Required work:
Where a line holds the word "image", copy that line.

Stored records:
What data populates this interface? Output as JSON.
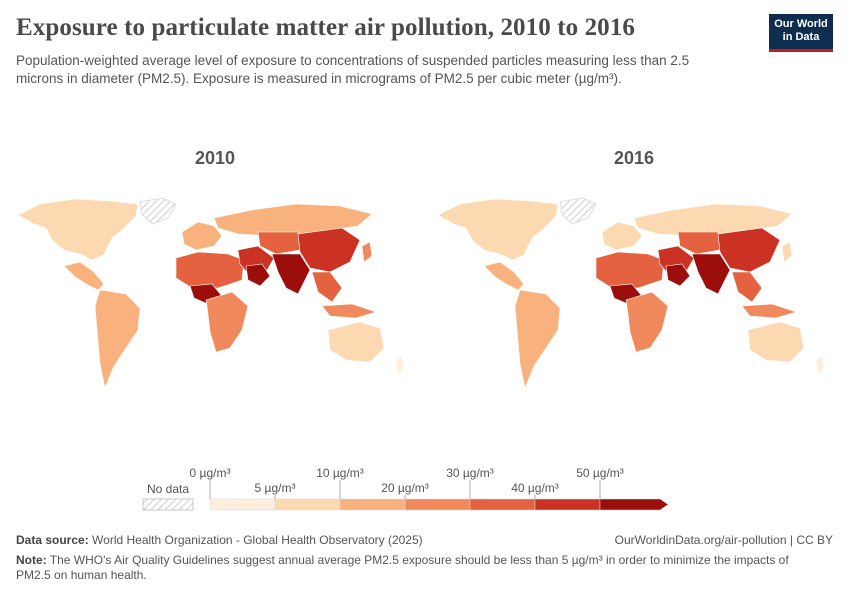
{
  "title": "Exposure to particulate matter air pollution, 2010 to 2016",
  "subtitle": "Population-weighted average level of exposure to concentrations of suspended particles measuring less than 2.5 microns in diameter (PM2.5). Exposure is measured in micrograms of PM2.5 per cubic meter (µg/m³).",
  "logo": {
    "line1": "Our World",
    "line2": "in Data"
  },
  "maps": [
    {
      "year": "2010"
    },
    {
      "year": "2016"
    }
  ],
  "legend": {
    "no_data_label": "No data",
    "no_data_color": "#e0e0e0",
    "unit": "µg/m³",
    "bins": [
      {
        "label": "0 µg/m³",
        "color": "#fdeedd"
      },
      {
        "label": "5 µg/m³",
        "color": "#fcd9b0"
      },
      {
        "label": "10 µg/m³",
        "color": "#f9b27d"
      },
      {
        "label": "20 µg/m³",
        "color": "#f08a5c"
      },
      {
        "label": "30 µg/m³",
        "color": "#e4623f"
      },
      {
        "label": "40 µg/m³",
        "color": "#cc3223"
      },
      {
        "label": "50 µg/m³",
        "color": "#9c0e0c"
      }
    ]
  },
  "colors": {
    "low": "#fdeedd",
    "mid_low": "#fcd9b0",
    "mid": "#f9b27d",
    "mid_high": "#f08a5c",
    "high": "#e4623f",
    "very_high": "#cc3223",
    "extreme": "#9c0e0c",
    "logo_bg": "#0d2e4f",
    "logo_accent": "#c41c22"
  },
  "footer": {
    "source_label": "Data source:",
    "source_text": "World Health Organization - Global Health Observatory (2025)",
    "url": "OurWorldinData.org/air-pollution | CC BY",
    "note_label": "Note:",
    "note_text": "The WHO's Air Quality Guidelines suggest annual average PM2.5 exposure should be less than 5 µg/m³ in order to minimize the impacts of PM2.5 on human health."
  }
}
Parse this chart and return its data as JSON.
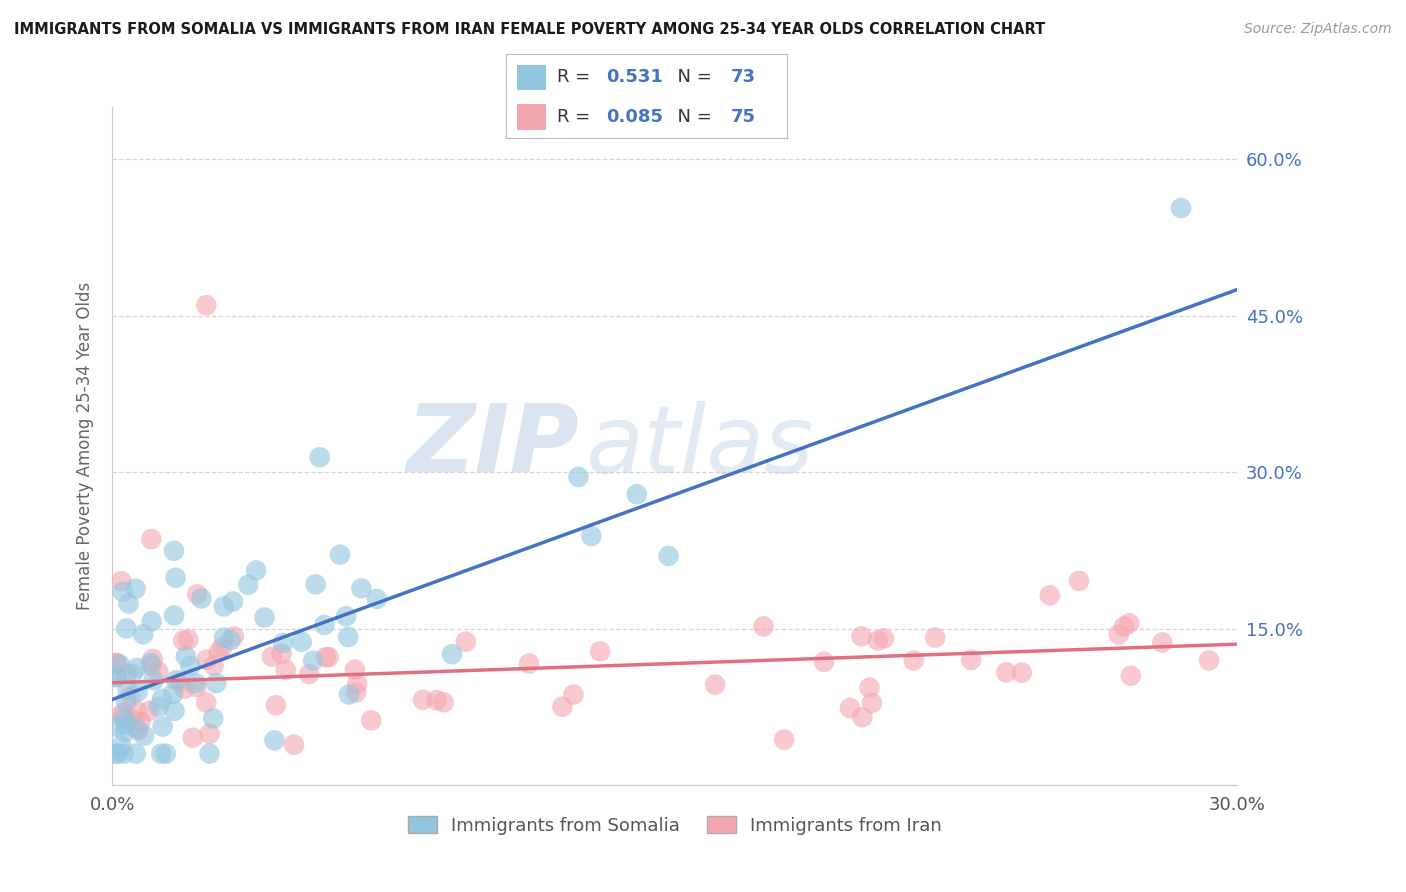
{
  "title": "IMMIGRANTS FROM SOMALIA VS IMMIGRANTS FROM IRAN FEMALE POVERTY AMONG 25-34 YEAR OLDS CORRELATION CHART",
  "source": "Source: ZipAtlas.com",
  "ylabel": "Female Poverty Among 25-34 Year Olds",
  "x_min": 0.0,
  "x_max": 0.3,
  "y_min": 0.0,
  "y_max": 0.65,
  "somalia_R": 0.531,
  "somalia_N": 73,
  "iran_R": 0.085,
  "iran_N": 75,
  "somalia_color": "#92c5de",
  "iran_color": "#f4a6b0",
  "somalia_line_color": "#4472c4",
  "iran_line_color": "#e07080",
  "right_tick_color": "#4472c4",
  "background_color": "#ffffff",
  "grid_color": "#cccccc",
  "watermark_zip": "ZIP",
  "watermark_atlas": "atlas",
  "legend_somalia": "Immigrants from Somalia",
  "legend_iran": "Immigrants from Iran"
}
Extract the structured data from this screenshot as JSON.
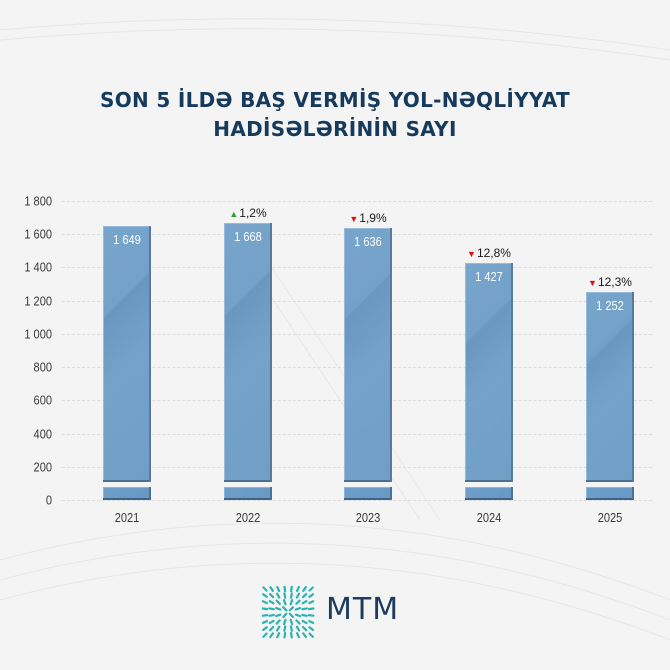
{
  "title": {
    "line1": "SON 5 İLDƏ BAŞ VERMİŞ YOL-NƏQLİYYAT",
    "line2": "HADİSƏLƏRİNİN SAYI"
  },
  "logo": {
    "text": "MTM",
    "icon": "mtm-burst-icon",
    "color": "#2bb3b1"
  },
  "colors": {
    "bar": "#6a9bc5",
    "title": "#163a5c",
    "up": "#2ca02c",
    "down": "#e01010"
  },
  "chart_data": {
    "type": "bar",
    "title": "SON 5 İLDƏ BAŞ VERMİŞ YOL-NƏQLİYYAT HADİSƏLƏRİNİN SAYI",
    "xlabel": "",
    "ylabel": "",
    "categories": [
      "2021",
      "2022",
      "2023",
      "2024",
      "2025"
    ],
    "values": [
      1649,
      1668,
      1636,
      1427,
      1252
    ],
    "value_labels": [
      "1 649",
      "1 668",
      "1 636",
      "1 427",
      "1 252"
    ],
    "changes": [
      null,
      {
        "direction": "up",
        "label": "1,2%"
      },
      {
        "direction": "down",
        "label": "1,9%"
      },
      {
        "direction": "down",
        "label": "12,8%"
      },
      {
        "direction": "down",
        "label": "12,3%"
      }
    ],
    "yticks": [
      "0",
      "200",
      "400",
      "600",
      "800",
      "1 000",
      "1 200",
      "1 400",
      "1 600",
      "1 800"
    ],
    "ylim": [
      0,
      1800
    ],
    "grid": true,
    "axis_break": true,
    "legend": null
  }
}
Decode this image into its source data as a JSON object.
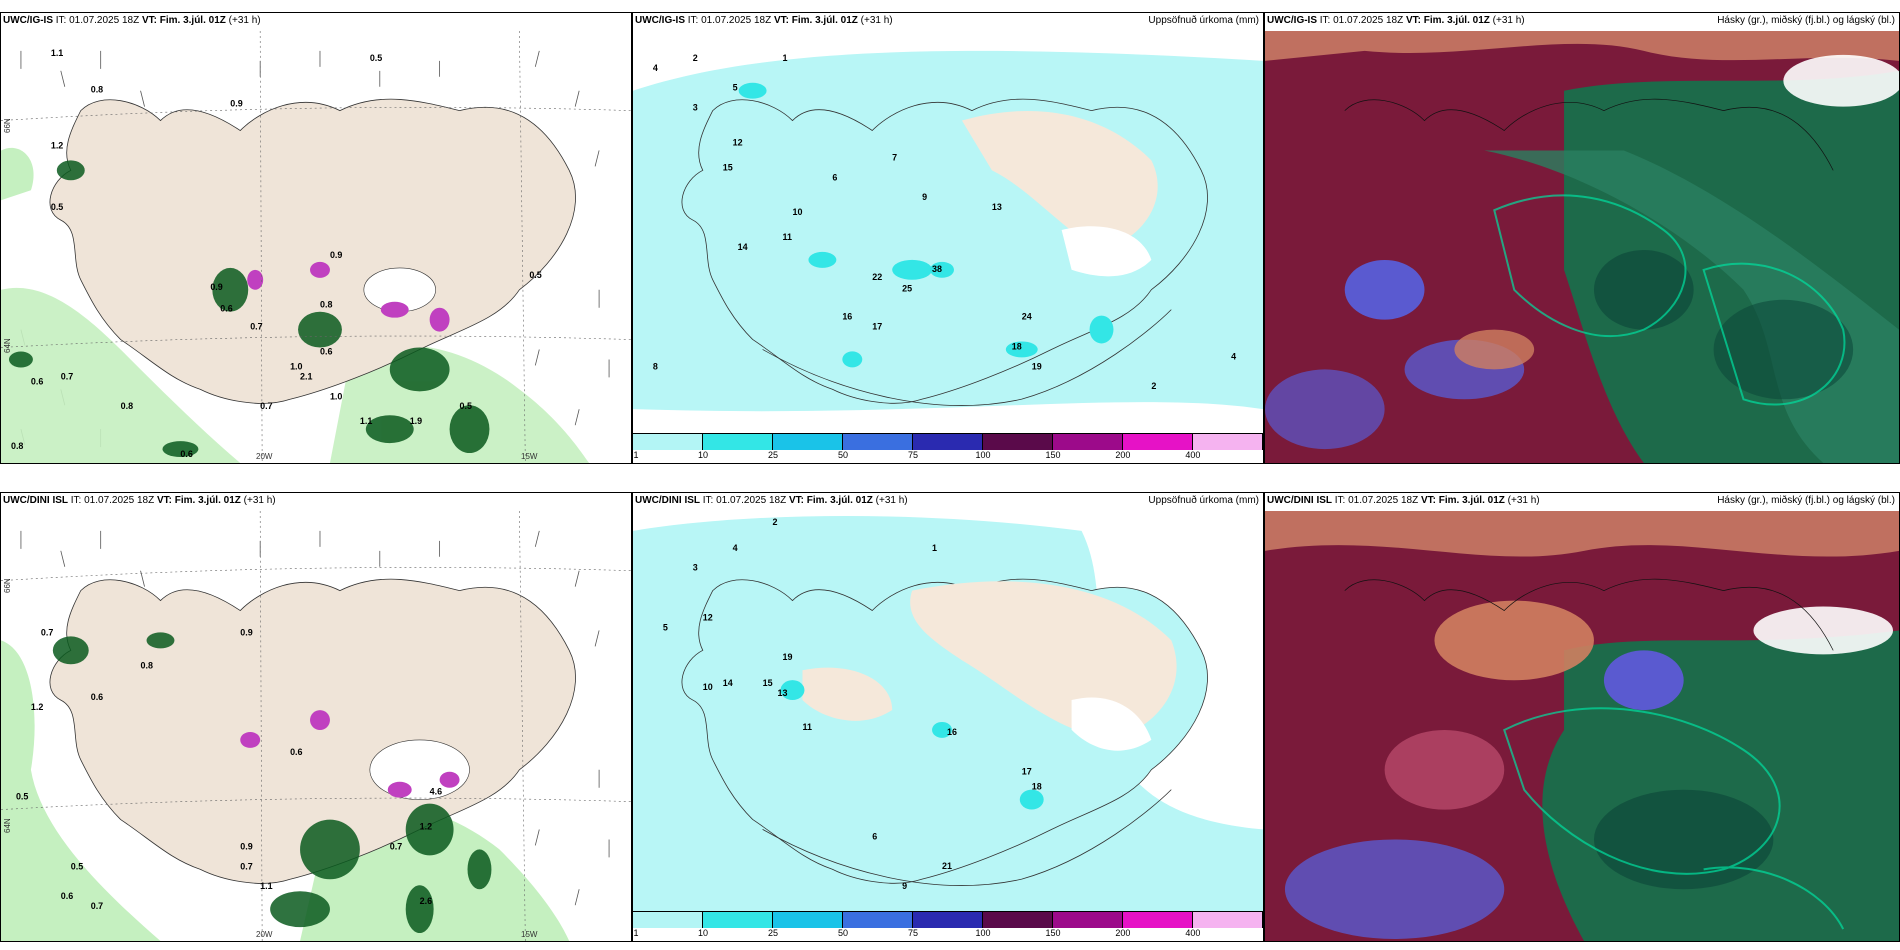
{
  "top_row": {
    "model": "UWC/IG-IS",
    "init_label": "IT:",
    "init_time": "01.07.2025 18Z",
    "valid_label": "VT:",
    "valid_time": "Fim. 3.júl. 01Z",
    "lead": "(+31 h)"
  },
  "bottom_row": {
    "model": "UWC/DINI ISL",
    "init_label": "IT:",
    "init_time": "01.07.2025 18Z",
    "valid_label": "VT:",
    "valid_time": "Fim. 3.júl. 01Z",
    "lead": "(+31 h)"
  },
  "precip_title": "Uppsöfnuð úrkoma (mm)",
  "cloud_title": "Hásky (gr.), miðský (fj.bl.) og lágský (bl.)",
  "lon_labels": [
    "20W",
    "15W"
  ],
  "lat_labels": [
    "66N",
    "64N"
  ],
  "colorbar": {
    "labels": [
      "1",
      "10",
      "25",
      "50",
      "75",
      "100",
      "150",
      "200",
      "400"
    ],
    "colors": [
      "#b3f5f5",
      "#33e6e6",
      "#1ac3e8",
      "#3a6fe0",
      "#2a2ab0",
      "#5a0a4a",
      "#9c0a8a",
      "#e612c6",
      "#f5b3f0"
    ]
  },
  "colors": {
    "land": "#efe4d8",
    "wind_green_light": "#c5f0c0",
    "wind_green_dark": "#0b5a1e",
    "precip_cyan": "#b8f6f6",
    "cloud_maroon": "#7a1a3a",
    "cloud_green": "#1d6a4a",
    "cloud_blue": "#5a5ad0"
  },
  "top_left_values": [
    "1.1",
    "0.5",
    "0.8",
    "0.9",
    "1.2",
    "0.5",
    "0.9",
    "0.7",
    "0.6",
    "0.9",
    "1.0",
    "2.1",
    "0.7",
    "1.1",
    "1.0",
    "0.6",
    "0.8",
    "0.6",
    "0.7",
    "1.9",
    "0.5",
    "0.8",
    "0.8",
    "0.6",
    "0.5"
  ],
  "top_mid_values": [
    "4",
    "2",
    "1",
    "5",
    "3",
    "12",
    "15",
    "14",
    "10",
    "6",
    "11",
    "7",
    "9",
    "13",
    "18",
    "16",
    "17",
    "19",
    "22",
    "38",
    "25",
    "24",
    "8",
    "2",
    "4"
  ],
  "bottom_left_values": [
    "0.7",
    "0.9",
    "1.2",
    "0.6",
    "0.8",
    "0.5",
    "0.9",
    "0.6",
    "0.7",
    "1.2",
    "4.6",
    "2.6",
    "1.1",
    "0.7",
    "0.5",
    "0.6",
    "0.7"
  ],
  "bottom_mid_values": [
    "2",
    "4",
    "3",
    "1",
    "5",
    "10",
    "12",
    "14",
    "15",
    "13",
    "19",
    "11",
    "16",
    "17",
    "18",
    "21",
    "9",
    "6"
  ]
}
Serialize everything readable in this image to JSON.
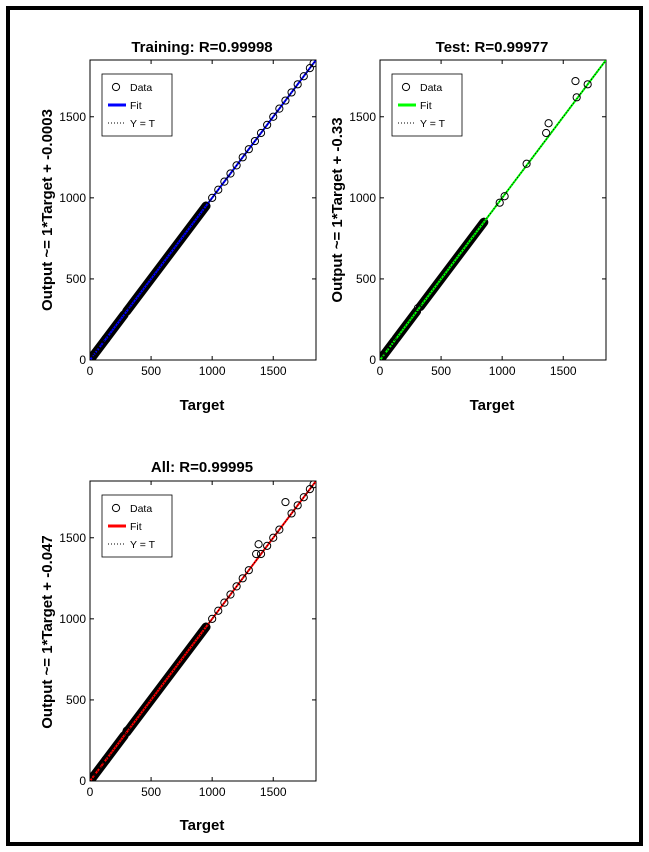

Finished exercise:
Decode this image into its source data as a JSON object.
Serialize everything readable in this image to JSON.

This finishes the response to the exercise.